■ RECORD LIST
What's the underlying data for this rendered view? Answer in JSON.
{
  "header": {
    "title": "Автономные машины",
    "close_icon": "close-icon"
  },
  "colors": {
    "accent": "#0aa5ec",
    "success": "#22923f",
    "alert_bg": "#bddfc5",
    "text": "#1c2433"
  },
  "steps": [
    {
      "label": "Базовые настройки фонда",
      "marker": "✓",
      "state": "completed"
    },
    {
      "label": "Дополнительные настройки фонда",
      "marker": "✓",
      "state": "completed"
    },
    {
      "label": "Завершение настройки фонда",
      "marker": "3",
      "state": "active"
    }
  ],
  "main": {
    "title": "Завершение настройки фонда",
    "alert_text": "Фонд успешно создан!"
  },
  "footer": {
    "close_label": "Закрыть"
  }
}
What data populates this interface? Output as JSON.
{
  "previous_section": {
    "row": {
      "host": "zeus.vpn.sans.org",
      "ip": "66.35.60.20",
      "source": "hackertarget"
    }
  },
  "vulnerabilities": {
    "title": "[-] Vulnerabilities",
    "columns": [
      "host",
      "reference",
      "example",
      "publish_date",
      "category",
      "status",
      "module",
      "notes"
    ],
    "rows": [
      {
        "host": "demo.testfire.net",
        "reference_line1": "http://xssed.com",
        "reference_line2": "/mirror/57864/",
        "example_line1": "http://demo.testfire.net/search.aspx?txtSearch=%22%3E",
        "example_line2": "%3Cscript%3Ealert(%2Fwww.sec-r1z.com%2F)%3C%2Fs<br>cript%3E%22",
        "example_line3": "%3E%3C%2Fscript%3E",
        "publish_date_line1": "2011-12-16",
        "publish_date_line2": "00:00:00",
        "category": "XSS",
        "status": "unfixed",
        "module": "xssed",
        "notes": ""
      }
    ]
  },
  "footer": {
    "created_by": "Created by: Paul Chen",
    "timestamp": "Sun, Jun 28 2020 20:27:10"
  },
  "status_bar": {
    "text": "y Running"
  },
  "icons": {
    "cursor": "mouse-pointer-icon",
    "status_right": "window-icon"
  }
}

■ TASK
Output each record exactly, leaving nothing out.

■ OUTPUT BELOW
What's the underlying data for this rendered view? Answer in JSON.
{
  "header": {
    "title": "Автономные машины",
    "close_icon": "close-icon"
  },
  "colors": {
    "accent": "#0aa5ec",
    "success": "#22923f",
    "alert_bg": "#bddfc5",
    "text": "#1c2433"
  },
  "steps": [
    {
      "label": "Базовые настройки фонда",
      "marker": "✓",
      "state": "completed"
    },
    {
      "label": "Дополнительные настройки фонда",
      "marker": "✓",
      "state": "completed"
    },
    {
      "label": "Завершение настройки фонда",
      "marker": "3",
      "state": "active"
    }
  ],
  "main": {
    "title": "Завершение настройки фонда",
    "alert_text": "Фонд успешно создан!"
  },
  "footer": {
    "close_label": "Закрыть"
  }
}
What data populates this interface? Output as JSON.
{
  "previous_section": {
    "row": {
      "host": "zeus.vpn.sans.org",
      "ip": "66.35.60.20",
      "source": "hackertarget"
    }
  },
  "vulnerabilities": {
    "title": "[-] Vulnerabilities",
    "columns": [
      "host",
      "reference",
      "example",
      "publish_date",
      "category",
      "status",
      "module",
      "notes"
    ],
    "rows": [
      {
        "host": "demo.testfire.net",
        "reference_line1": "http://xssed.com",
        "reference_line2": "/mirror/57864/",
        "example_line1": "http://demo.testfire.net/search.aspx?txtSearch=%22%3E",
        "example_line2": "%3Cscript%3Ealert(%2Fwww.sec-r1z.com%2F)%3C%2Fs<br>cript%3E%22",
        "example_line3": "%3E%3C%2Fscript%3E",
        "publish_date_line1": "2011-12-16",
        "publish_date_line2": "00:00:00",
        "category": "XSS",
        "status": "unfixed",
        "module": "xssed",
        "notes": ""
      }
    ]
  },
  "footer": {
    "created_by": "Created by: Paul Chen",
    "timestamp": "Sun, Jun 28 2020 20:27:10"
  },
  "status_bar": {
    "text": "y Running"
  },
  "icons": {
    "cursor": "mouse-pointer-icon",
    "status_right": "window-icon"
  }
}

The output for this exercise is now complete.